* [Objective]: Locate the string "pode" throughout the material and copy every line in which it occurs.

Collection entries
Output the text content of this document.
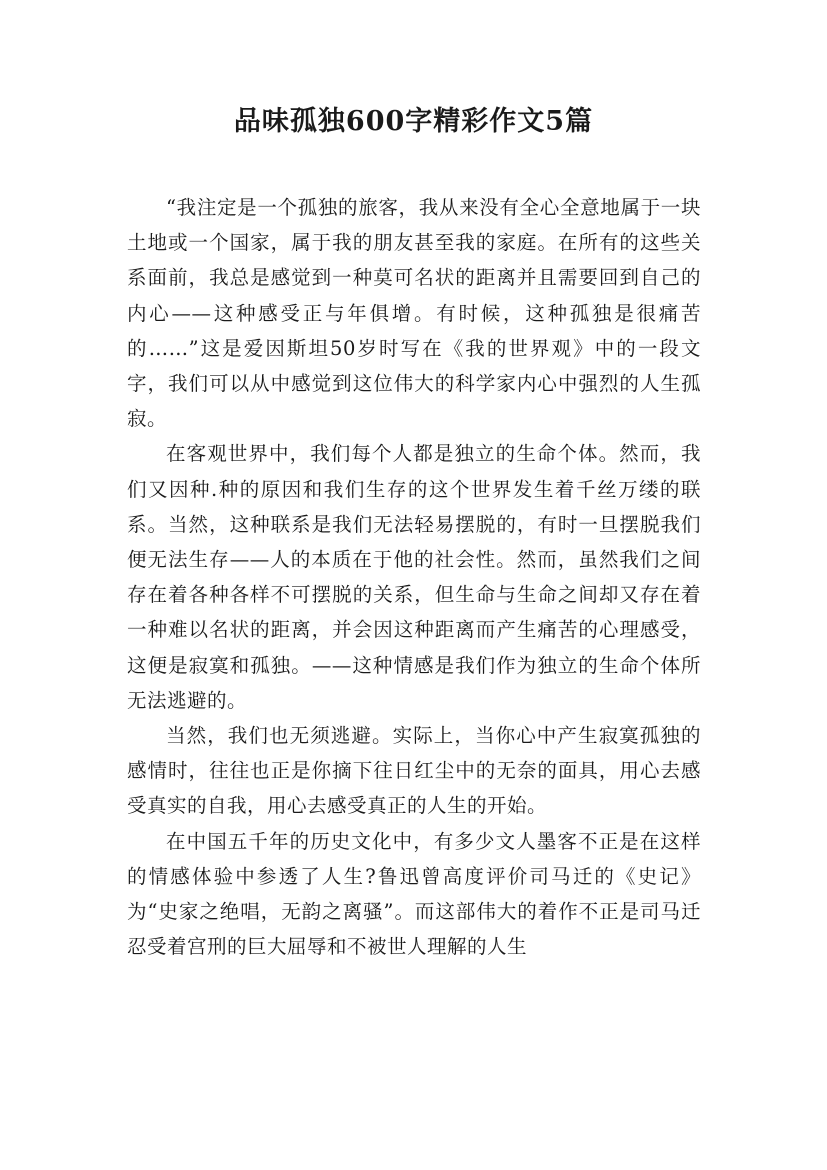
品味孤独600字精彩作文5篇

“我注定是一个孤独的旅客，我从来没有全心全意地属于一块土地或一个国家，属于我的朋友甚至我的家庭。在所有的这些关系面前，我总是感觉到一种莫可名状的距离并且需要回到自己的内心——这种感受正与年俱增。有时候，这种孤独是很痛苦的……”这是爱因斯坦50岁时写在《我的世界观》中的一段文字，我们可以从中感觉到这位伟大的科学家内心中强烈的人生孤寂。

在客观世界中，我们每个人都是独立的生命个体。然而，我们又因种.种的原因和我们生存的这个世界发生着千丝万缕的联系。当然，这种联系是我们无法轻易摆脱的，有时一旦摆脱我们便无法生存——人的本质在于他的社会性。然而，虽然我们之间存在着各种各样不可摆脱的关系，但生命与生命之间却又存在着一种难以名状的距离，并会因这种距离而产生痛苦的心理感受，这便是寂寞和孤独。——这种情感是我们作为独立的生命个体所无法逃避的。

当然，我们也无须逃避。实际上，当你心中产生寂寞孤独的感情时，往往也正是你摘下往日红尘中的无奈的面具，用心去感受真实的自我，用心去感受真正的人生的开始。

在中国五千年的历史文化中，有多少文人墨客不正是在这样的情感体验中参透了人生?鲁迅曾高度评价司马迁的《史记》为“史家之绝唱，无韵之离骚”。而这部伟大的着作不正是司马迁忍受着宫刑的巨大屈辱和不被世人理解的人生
---
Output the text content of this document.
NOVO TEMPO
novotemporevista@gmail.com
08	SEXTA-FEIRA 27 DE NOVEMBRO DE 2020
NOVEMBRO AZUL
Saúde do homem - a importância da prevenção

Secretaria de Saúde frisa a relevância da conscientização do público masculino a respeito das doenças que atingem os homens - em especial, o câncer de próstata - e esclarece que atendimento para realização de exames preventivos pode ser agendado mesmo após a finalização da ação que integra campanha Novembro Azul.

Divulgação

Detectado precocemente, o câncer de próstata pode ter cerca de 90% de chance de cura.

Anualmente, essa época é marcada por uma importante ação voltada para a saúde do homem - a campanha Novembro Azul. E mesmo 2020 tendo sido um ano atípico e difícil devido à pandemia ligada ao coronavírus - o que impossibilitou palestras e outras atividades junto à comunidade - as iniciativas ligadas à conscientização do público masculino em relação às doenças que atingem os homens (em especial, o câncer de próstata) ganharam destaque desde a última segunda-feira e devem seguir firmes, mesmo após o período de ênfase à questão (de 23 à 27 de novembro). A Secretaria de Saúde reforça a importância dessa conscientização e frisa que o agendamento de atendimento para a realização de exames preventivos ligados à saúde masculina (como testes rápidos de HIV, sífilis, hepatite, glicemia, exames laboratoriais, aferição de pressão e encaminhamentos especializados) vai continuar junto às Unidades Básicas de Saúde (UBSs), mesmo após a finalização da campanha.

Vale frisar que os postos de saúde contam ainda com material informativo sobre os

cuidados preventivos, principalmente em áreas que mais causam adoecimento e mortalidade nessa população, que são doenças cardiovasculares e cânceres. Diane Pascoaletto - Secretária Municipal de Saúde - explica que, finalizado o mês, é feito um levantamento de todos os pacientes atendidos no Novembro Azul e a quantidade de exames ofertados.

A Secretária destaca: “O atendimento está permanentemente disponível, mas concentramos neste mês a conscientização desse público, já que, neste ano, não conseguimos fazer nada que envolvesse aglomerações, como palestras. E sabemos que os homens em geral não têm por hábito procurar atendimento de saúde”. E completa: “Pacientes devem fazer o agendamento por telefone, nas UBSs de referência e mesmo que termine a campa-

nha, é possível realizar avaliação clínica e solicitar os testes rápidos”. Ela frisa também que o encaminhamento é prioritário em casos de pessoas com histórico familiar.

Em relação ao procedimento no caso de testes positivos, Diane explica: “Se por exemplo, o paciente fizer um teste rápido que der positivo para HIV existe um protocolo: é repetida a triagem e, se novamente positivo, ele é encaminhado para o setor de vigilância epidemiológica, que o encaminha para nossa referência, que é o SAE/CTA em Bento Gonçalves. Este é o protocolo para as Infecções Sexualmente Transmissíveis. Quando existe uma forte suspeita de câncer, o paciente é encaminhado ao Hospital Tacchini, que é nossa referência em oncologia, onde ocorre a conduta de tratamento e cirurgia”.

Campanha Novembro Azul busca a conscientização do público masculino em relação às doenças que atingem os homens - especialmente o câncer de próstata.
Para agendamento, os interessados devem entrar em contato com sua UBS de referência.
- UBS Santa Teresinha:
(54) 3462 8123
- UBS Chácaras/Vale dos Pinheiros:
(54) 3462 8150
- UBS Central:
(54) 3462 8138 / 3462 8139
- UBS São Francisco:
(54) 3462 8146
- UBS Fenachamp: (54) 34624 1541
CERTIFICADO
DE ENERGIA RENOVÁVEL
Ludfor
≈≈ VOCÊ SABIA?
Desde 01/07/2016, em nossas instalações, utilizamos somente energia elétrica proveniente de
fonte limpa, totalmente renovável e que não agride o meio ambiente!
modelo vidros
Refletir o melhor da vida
--
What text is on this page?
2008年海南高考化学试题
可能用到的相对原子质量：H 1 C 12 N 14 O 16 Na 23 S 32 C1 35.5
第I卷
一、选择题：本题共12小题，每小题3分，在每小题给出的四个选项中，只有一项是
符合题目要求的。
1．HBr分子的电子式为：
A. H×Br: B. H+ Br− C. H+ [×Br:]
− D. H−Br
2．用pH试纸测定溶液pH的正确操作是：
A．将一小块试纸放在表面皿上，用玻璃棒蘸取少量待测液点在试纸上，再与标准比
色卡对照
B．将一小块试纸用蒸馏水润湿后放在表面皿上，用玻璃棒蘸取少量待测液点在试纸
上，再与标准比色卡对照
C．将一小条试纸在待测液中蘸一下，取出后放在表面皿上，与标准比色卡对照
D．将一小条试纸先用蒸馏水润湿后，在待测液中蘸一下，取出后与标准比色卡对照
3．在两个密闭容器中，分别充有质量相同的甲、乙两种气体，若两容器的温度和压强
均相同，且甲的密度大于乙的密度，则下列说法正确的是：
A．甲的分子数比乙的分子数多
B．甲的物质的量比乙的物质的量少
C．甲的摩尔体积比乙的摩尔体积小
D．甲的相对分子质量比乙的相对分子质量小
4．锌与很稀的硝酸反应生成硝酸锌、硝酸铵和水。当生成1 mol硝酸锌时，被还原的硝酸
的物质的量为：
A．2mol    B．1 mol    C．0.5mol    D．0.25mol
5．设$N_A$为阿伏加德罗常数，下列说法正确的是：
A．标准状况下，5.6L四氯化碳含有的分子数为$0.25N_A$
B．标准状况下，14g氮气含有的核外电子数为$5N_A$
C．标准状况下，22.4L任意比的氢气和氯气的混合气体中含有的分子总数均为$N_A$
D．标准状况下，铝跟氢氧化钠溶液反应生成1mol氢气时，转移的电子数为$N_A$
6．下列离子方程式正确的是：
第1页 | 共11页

* [The output]:
Secretaria de Saúde frisa a relevância da conscientização do público masculino a respeito das doenças que atingem os homens - em especial, o câncer de próstata - e esclarece que atendimento para realização de exames preventivos pode ser agendado mesmo após a finalização da ação que integra campanha Novembro Azul.
Detectado precocemente, o câncer de próstata pode ter cerca de 90% de chance de cura.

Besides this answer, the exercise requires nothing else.